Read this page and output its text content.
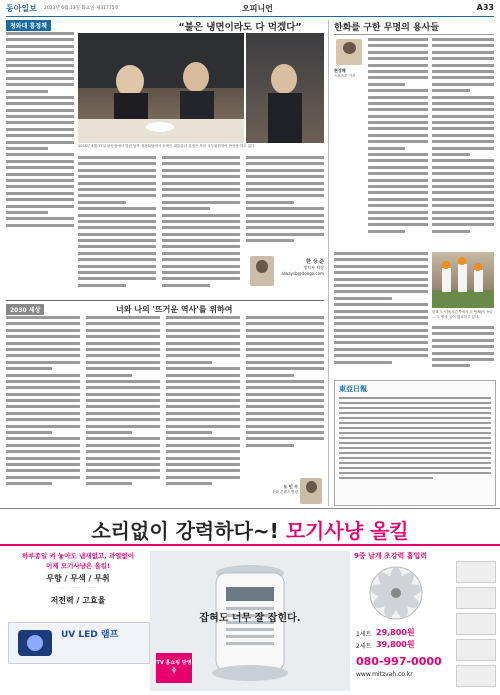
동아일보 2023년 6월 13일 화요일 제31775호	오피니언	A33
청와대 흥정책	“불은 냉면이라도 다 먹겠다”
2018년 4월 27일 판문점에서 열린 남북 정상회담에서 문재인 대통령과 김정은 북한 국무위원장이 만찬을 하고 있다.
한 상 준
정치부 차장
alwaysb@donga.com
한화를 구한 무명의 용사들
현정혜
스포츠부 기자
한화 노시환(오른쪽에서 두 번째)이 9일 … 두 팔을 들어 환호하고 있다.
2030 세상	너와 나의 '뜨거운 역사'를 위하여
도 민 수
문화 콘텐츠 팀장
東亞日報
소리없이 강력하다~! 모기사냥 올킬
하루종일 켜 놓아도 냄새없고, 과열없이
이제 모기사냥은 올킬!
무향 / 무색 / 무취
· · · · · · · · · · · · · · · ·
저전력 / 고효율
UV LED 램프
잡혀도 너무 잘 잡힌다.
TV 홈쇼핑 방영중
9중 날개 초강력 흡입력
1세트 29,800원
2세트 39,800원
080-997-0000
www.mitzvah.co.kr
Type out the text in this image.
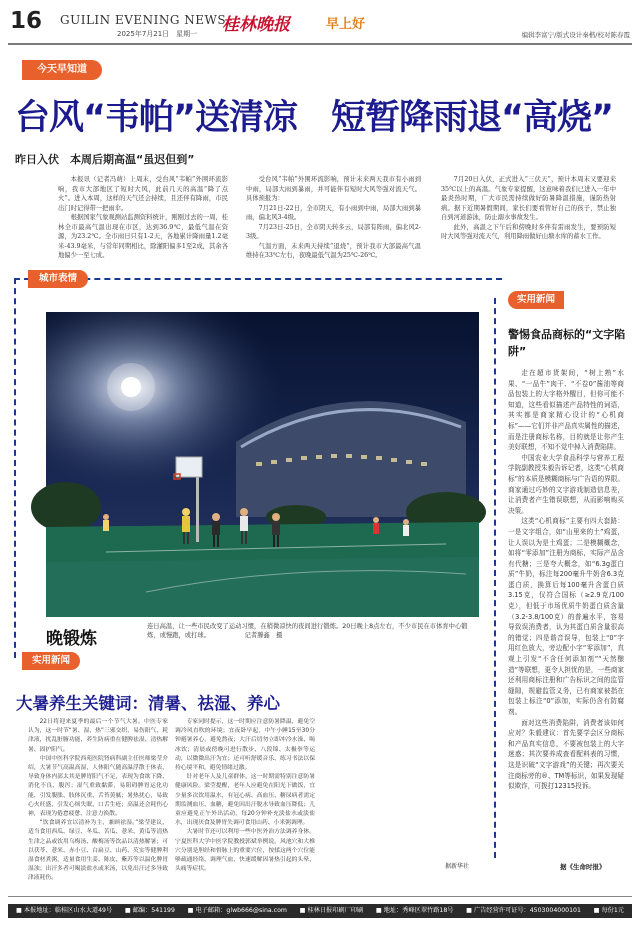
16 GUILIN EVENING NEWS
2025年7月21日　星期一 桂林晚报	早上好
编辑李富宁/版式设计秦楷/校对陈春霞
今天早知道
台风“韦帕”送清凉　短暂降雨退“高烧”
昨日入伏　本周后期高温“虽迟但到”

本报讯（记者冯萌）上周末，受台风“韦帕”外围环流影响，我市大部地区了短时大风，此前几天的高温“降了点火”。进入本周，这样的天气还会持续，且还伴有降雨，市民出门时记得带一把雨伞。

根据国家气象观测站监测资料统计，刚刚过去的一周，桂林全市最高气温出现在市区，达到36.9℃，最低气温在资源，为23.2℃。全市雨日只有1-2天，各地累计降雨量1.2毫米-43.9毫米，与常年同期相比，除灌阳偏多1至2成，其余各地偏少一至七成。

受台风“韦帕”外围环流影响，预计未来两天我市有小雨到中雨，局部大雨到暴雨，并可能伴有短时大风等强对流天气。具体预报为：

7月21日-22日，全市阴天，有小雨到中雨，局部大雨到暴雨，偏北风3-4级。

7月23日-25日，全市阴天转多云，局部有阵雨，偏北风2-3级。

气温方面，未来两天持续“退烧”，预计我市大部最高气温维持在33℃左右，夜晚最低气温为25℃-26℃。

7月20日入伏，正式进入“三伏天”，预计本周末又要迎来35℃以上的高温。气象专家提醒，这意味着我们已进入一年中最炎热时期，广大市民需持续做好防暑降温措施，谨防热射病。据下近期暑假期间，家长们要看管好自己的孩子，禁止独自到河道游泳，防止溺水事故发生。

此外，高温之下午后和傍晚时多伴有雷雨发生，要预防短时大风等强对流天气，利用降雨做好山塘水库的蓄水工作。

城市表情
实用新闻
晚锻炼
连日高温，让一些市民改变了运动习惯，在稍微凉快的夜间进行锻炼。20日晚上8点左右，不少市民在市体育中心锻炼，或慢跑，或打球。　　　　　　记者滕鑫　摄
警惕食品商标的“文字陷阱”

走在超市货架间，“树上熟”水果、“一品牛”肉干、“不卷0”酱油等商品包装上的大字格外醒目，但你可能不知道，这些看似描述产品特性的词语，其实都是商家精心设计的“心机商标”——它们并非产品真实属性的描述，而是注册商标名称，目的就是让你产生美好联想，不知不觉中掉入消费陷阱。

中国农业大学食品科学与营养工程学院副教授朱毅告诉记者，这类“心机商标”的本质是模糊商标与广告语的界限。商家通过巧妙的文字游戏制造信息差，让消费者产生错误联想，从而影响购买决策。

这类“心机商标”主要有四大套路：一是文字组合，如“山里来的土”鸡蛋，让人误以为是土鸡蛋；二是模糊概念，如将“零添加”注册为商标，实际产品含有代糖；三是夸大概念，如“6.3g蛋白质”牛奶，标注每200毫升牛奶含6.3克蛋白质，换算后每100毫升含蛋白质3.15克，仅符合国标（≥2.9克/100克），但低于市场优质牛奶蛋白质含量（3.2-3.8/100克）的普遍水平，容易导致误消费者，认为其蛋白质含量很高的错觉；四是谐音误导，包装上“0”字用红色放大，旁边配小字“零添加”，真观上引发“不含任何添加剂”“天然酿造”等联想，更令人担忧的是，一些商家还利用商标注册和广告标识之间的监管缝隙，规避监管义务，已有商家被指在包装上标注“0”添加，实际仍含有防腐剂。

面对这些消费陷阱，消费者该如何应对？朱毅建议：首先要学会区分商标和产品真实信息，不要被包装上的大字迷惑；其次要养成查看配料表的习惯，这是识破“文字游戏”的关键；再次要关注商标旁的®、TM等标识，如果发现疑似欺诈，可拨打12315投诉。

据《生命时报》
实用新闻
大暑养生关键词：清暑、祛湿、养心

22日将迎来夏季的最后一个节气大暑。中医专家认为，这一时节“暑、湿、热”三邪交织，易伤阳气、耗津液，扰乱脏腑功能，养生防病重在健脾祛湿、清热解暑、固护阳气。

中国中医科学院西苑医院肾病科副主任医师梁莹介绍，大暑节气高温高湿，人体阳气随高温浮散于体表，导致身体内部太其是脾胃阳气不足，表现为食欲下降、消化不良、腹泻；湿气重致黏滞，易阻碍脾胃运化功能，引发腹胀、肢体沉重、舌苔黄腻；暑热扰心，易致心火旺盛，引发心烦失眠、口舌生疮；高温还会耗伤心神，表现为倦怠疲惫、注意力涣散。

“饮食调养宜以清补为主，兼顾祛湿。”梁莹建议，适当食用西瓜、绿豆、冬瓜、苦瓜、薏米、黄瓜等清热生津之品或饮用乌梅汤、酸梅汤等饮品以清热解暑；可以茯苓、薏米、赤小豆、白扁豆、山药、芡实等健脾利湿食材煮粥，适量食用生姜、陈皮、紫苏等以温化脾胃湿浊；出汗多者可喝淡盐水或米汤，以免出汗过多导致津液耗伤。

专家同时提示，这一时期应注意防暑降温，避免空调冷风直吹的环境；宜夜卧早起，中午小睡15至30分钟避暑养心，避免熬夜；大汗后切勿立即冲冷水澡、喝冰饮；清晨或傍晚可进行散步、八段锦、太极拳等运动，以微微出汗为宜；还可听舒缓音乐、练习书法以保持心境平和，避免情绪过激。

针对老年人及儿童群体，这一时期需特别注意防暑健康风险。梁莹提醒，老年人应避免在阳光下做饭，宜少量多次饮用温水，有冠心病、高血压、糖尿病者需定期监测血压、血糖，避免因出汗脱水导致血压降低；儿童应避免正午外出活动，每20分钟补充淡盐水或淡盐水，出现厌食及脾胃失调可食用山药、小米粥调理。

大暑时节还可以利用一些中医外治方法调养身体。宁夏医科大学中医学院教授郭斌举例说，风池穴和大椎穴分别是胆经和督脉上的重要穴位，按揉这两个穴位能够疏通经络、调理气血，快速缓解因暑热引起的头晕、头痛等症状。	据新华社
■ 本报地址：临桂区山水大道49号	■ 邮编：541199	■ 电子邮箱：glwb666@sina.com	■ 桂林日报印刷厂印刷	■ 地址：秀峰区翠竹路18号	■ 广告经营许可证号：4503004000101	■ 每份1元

------------------------------

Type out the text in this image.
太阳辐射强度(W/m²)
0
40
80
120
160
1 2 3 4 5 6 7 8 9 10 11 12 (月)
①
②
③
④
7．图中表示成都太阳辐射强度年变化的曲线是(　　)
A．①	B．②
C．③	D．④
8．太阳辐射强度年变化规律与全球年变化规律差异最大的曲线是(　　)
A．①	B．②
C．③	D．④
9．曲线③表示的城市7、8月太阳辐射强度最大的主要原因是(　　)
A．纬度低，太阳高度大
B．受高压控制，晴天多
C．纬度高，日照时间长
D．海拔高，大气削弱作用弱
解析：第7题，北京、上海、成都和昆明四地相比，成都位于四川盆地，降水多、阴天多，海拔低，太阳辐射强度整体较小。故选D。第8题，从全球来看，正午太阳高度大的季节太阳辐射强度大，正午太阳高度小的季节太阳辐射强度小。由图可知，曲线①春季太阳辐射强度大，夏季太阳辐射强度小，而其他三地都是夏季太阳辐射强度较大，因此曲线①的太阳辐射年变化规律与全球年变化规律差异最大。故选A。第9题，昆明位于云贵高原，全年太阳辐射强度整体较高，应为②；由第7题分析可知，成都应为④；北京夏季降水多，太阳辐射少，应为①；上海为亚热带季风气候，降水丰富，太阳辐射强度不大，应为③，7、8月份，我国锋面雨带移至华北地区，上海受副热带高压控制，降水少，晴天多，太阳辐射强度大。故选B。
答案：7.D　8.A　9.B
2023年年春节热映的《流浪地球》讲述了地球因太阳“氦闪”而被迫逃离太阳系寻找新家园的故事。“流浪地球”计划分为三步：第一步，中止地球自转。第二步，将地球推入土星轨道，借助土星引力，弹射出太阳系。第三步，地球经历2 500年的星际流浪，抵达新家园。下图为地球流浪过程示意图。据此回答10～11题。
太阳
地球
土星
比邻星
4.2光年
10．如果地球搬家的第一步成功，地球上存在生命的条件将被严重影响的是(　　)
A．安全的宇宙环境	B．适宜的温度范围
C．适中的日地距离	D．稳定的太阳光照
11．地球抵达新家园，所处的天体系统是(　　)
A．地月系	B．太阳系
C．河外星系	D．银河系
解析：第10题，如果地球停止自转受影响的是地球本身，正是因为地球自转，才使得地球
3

------------------------------

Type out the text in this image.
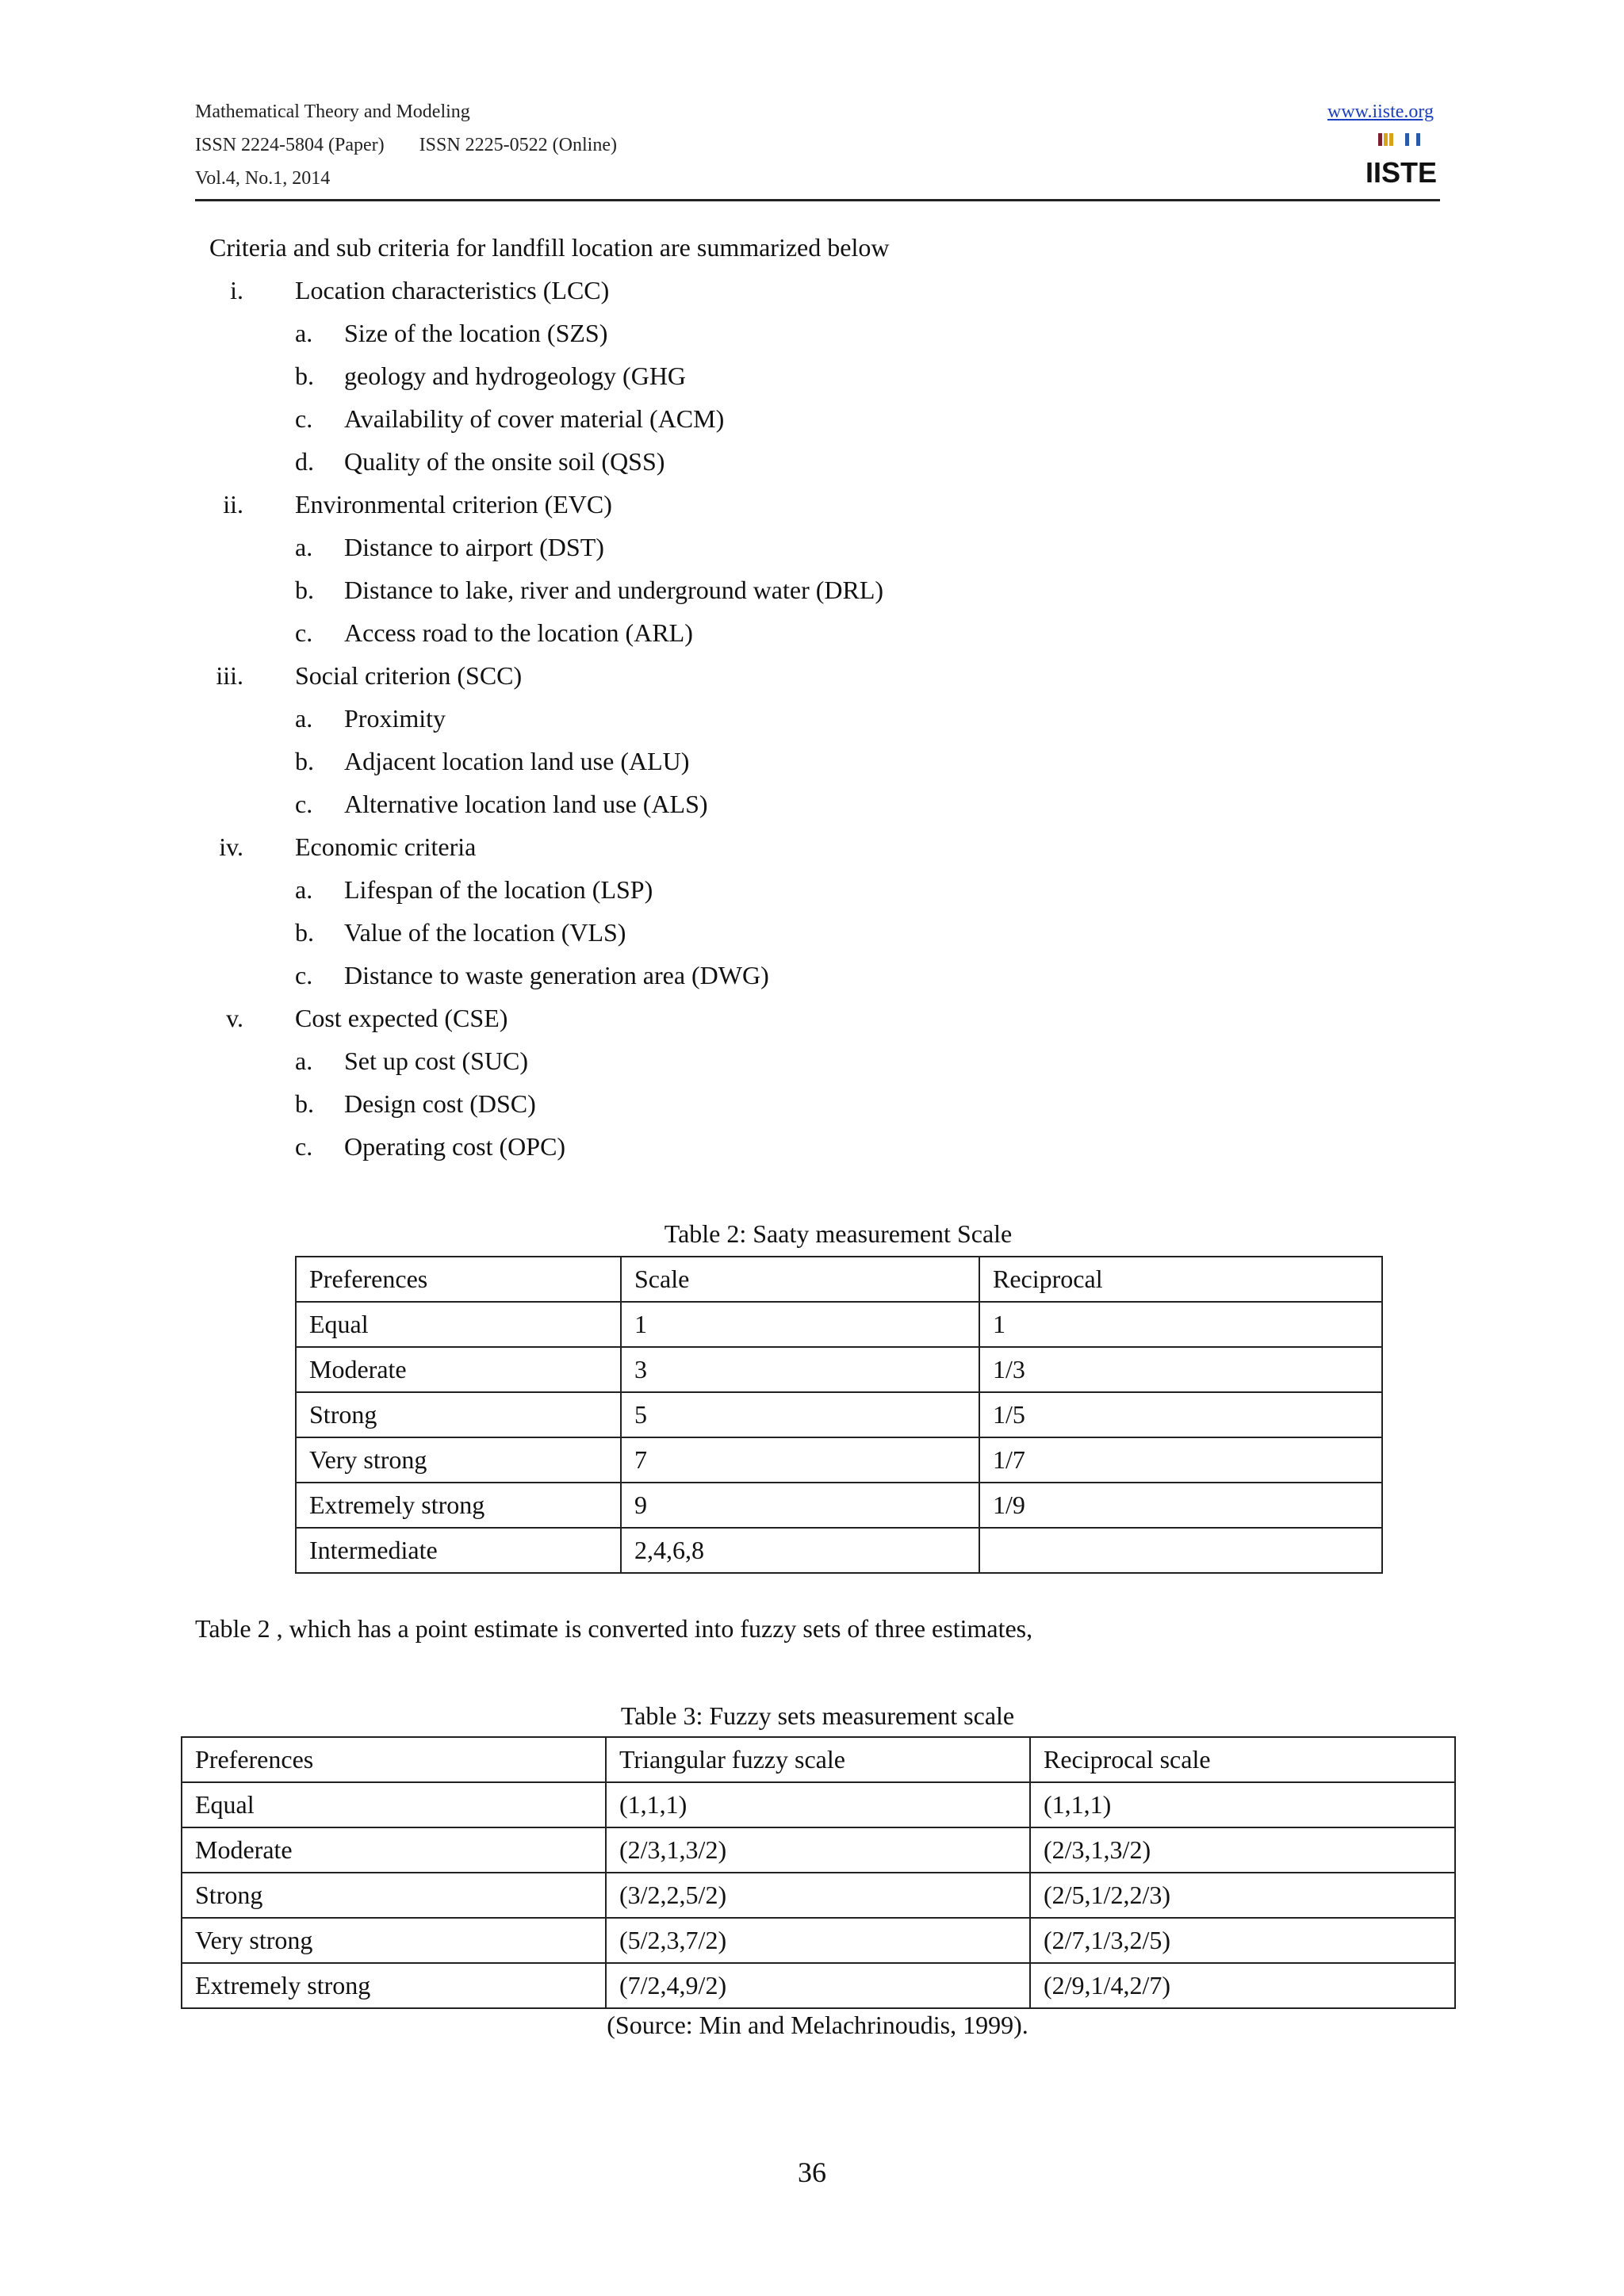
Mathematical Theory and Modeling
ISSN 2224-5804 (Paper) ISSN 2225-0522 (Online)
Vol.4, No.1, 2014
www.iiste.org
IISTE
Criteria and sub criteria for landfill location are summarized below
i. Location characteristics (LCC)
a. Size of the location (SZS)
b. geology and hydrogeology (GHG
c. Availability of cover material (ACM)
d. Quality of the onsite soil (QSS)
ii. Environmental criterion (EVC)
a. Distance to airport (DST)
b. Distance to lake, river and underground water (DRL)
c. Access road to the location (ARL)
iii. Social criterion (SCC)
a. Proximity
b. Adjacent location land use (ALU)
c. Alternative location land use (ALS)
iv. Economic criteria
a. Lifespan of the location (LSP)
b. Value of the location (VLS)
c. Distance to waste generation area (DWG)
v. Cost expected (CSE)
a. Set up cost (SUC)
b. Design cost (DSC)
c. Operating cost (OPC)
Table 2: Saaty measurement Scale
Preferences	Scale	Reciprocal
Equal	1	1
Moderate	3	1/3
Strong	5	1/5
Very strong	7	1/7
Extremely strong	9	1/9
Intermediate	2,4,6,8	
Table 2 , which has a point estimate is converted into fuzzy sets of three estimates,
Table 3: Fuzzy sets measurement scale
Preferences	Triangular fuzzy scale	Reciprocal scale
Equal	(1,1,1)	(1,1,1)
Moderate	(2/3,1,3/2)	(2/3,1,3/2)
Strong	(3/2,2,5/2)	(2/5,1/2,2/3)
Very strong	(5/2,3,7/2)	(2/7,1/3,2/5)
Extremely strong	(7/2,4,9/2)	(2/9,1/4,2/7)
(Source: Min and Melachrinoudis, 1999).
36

------------------------------

Goal -
How many of the lines above include the string "Preferences"? Answer with the number only.

Written response -
2